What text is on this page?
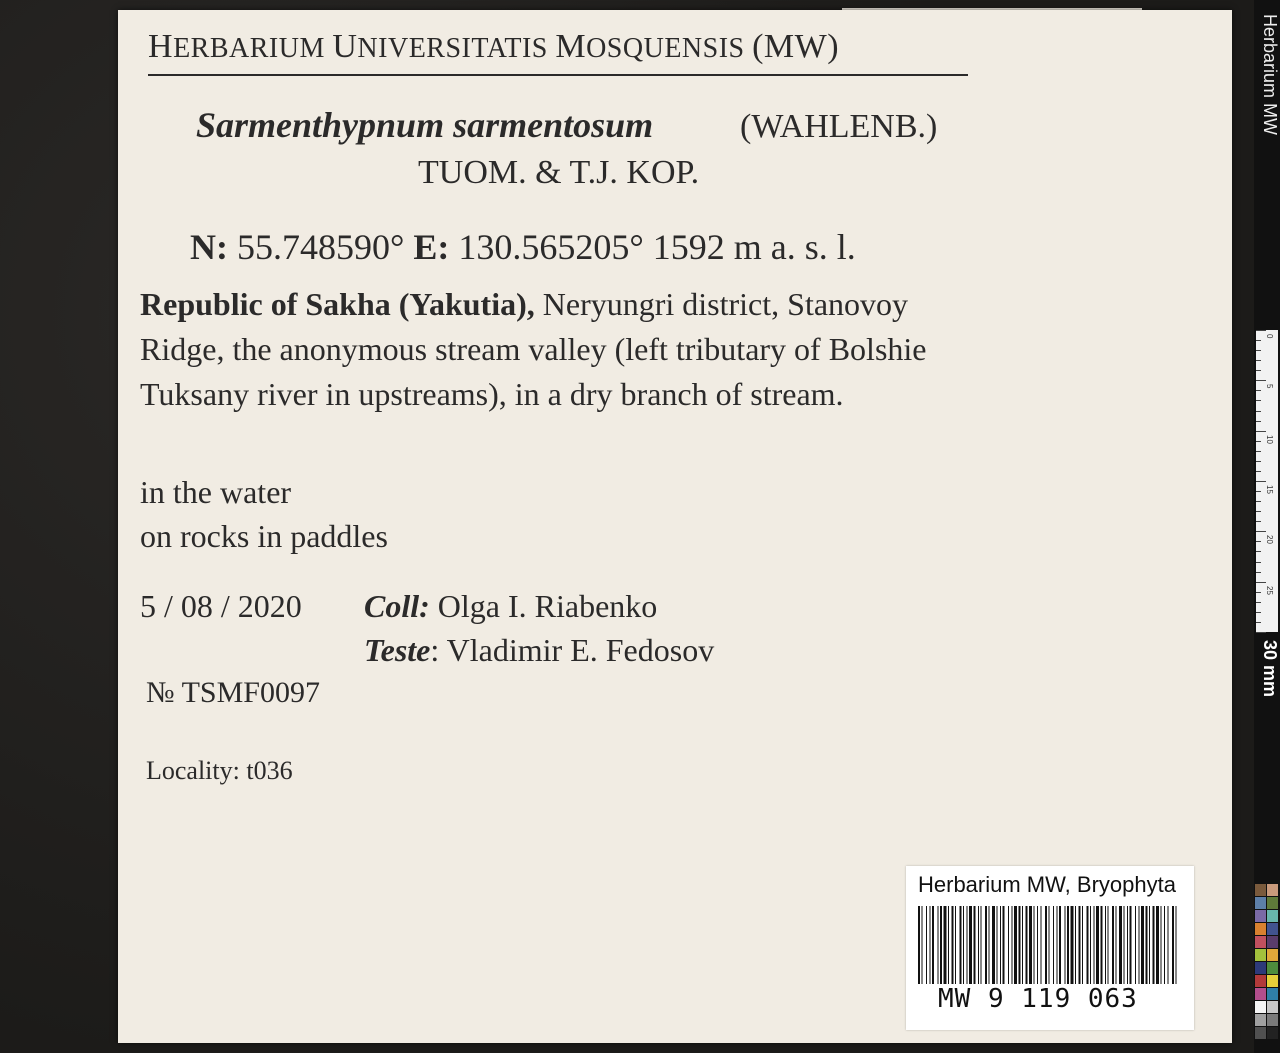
HERBARIUM UNIVERSITATIS MOSQUENSIS (MW)
Sarmenthypnum sarmentosum	(WAHLENB.)
TUOM. & T.J. KOP.
N: 55.748590° E: 130.565205° 1592 m a. s. l.
Republic of Sakha (Yakutia), Neryungri district, Stanovoy Ridge, the anonymous stream valley (left tributary of Bolshie Tuksany river in upstreams), in a dry branch of stream.
in the water
on rocks in paddles
5 / 08 / 2020 Coll: Olga I. Riabenko
Teste: Vladimir E. Fedosov
№ TSMF0097
Locality: t036
Herbarium MW, Bryophyta
MW 9 119 063
Herbarium MW
0
5
10
15
20
25
30 mm
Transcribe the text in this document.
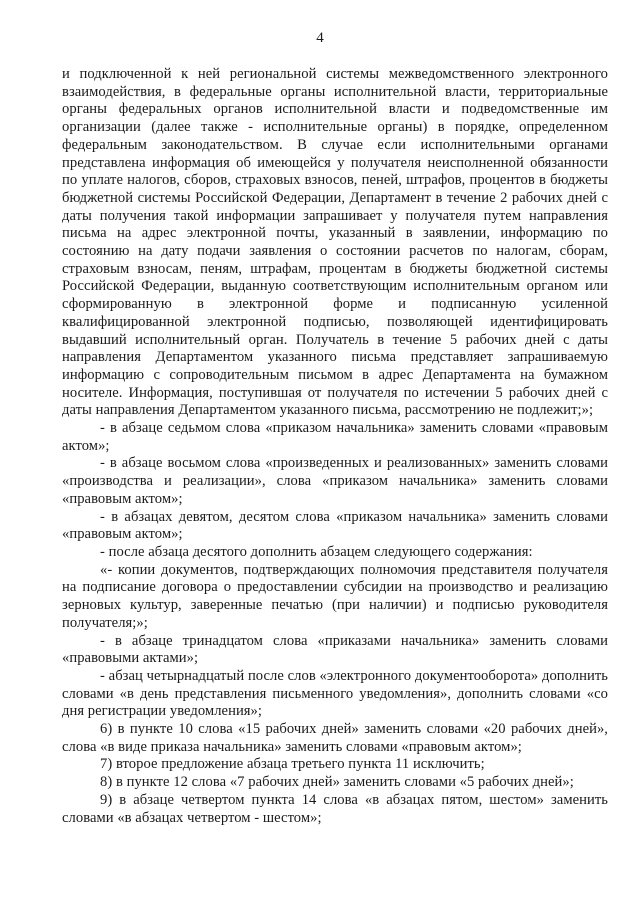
4

и подключенной к ней региональной системы межведомственного электронного взаимодействия, в федеральные органы исполнительной власти, территориальные органы федеральных органов исполнительной власти и подведомственные им организации (далее также - исполнительные органы) в порядке, определенном федеральным законодательством. В случае если исполнительными органами представлена информация об имеющейся у получателя неисполненной обязанности по уплате налогов, сборов, страховых взносов, пеней, штрафов, процентов в бюджеты бюджетной системы Российской Федерации, Департамент в течение 2 рабочих дней с даты получения такой информации запрашивает у получателя путем направления письма на адрес электронной почты, указанный в заявлении, информацию по состоянию на дату подачи заявления о состоянии расчетов по налогам, сборам, страховым взносам, пеням, штрафам, процентам в бюджеты бюджетной системы Российской Федерации, выданную соответствующим исполнительным органом или сформированную в электронной форме и подписанную усиленной квалифицированной электронной подписью, позволяющей идентифицировать выдавший исполнительный орган. Получатель в течение 5 рабочих дней с даты направления Департаментом указанного письма представляет запрашиваемую информацию с сопроводительным письмом в адрес Департамента на бумажном носителе. Информация, поступившая от получателя по истечении 5 рабочих дней с даты направления Департаментом указанного письма, рассмотрению не подлежит;»;

- в абзаце седьмом слова «приказом начальника» заменить словами «правовым актом»;

- в абзаце восьмом слова «произведенных и реализованных» заменить словами «производства и реализации», слова «приказом начальника» заменить словами «правовым актом»;

- в абзацах девятом, десятом слова «приказом начальника» заменить словами «правовым актом»;

- после абзаца десятого дополнить абзацем следующего содержания:

«- копии документов, подтверждающих полномочия представителя получателя на подписание договора о предоставлении субсидии на производство и реализацию зерновых культур, заверенные печатью (при наличии) и подписью руководителя получателя;»;

- в абзаце тринадцатом слова «приказами начальника» заменить словами «правовыми актами»;

- абзац четырнадцатый после слов «электронного документооборота» дополнить словами «в день представления письменного уведомления», дополнить словами «со дня регистрации уведомления»;

6) в пункте 10 слова «15 рабочих дней» заменить словами «20 рабочих дней», слова «в виде приказа начальника» заменить словами «правовым актом»;

7) второе предложение абзаца третьего пункта 11 исключить;

8) в пункте 12 слова «7 рабочих дней» заменить словами «5 рабочих дней»;

9) в абзаце четвертом пункта 14 слова «в абзацах пятом, шестом» заменить словами «в абзацах четвертом - шестом»;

-*-*-

**Short task**:
Write every entry out again exactly, dropping the pictures.

**Solution for this task**:
What text is on this page?
HERBARIUM UNIVERSITATIS MOSQUENSIS (MW)
Sarmenthypnum sarmentosum	(WAHLENB.)
TUOM. & T.J. KOP.
N: 55.748590° E: 130.565205° 1592 m a. s. l.
Republic of Sakha (Yakutia), Neryungri district, Stanovoy Ridge, the anonymous stream valley (left tributary of Bolshie Tuksany river in upstreams), in a dry branch of stream.
in the water
on rocks in paddles
5 / 08 / 2020 Coll: Olga I. Riabenko
Teste: Vladimir E. Fedosov
№ TSMF0097
Locality: t036
Herbarium MW, Bryophyta
MW 9 119 063
Herbarium MW
0
5
10
15
20
25
30 mm
Transcribe the text in this document.
4

и подключенной к ней региональной системы межведомственного электронного взаимодействия, в федеральные органы исполнительной власти, территориальные органы федеральных органов исполнительной власти и подведомственные им организации (далее также - исполнительные органы) в порядке, определенном федеральным законодательством. В случае если исполнительными органами представлена информация об имеющейся у получателя неисполненной обязанности по уплате налогов, сборов, страховых взносов, пеней, штрафов, процентов в бюджеты бюджетной системы Российской Федерации, Департамент в течение 2 рабочих дней с даты получения такой информации запрашивает у получателя путем направления письма на адрес электронной почты, указанный в заявлении, информацию по состоянию на дату подачи заявления о состоянии расчетов по налогам, сборам, страховым взносам, пеням, штрафам, процентам в бюджеты бюджетной системы Российской Федерации, выданную соответствующим исполнительным органом или сформированную в электронной форме и подписанную усиленной квалифицированной электронной подписью, позволяющей идентифицировать выдавший исполнительный орган. Получатель в течение 5 рабочих дней с даты направления Департаментом указанного письма представляет запрашиваемую информацию с сопроводительным письмом в адрес Департамента на бумажном носителе. Информация, поступившая от получателя по истечении 5 рабочих дней с даты направления Департаментом указанного письма, рассмотрению не подлежит;»;

- в абзаце седьмом слова «приказом начальника» заменить словами «правовым актом»;

- в абзаце восьмом слова «произведенных и реализованных» заменить словами «производства и реализации», слова «приказом начальника» заменить словами «правовым актом»;

- в абзацах девятом, десятом слова «приказом начальника» заменить словами «правовым актом»;

- после абзаца десятого дополнить абзацем следующего содержания:

«- копии документов, подтверждающих полномочия представителя получателя на подписание договора о предоставлении субсидии на производство и реализацию зерновых культур, заверенные печатью (при наличии) и подписью руководителя получателя;»;

- в абзаце тринадцатом слова «приказами начальника» заменить словами «правовыми актами»;

- абзац четырнадцатый после слов «электронного документооборота» дополнить словами «в день представления письменного уведомления», дополнить словами «со дня регистрации уведомления»;

6) в пункте 10 слова «15 рабочих дней» заменить словами «20 рабочих дней», слова «в виде приказа начальника» заменить словами «правовым актом»;

7) второе предложение абзаца третьего пункта 11 исключить;

8) в пункте 12 слова «7 рабочих дней» заменить словами «5 рабочих дней»;

9) в абзаце четвертом пункта 14 слова «в абзацах пятом, шестом» заменить словами «в абзацах четвертом - шестом»;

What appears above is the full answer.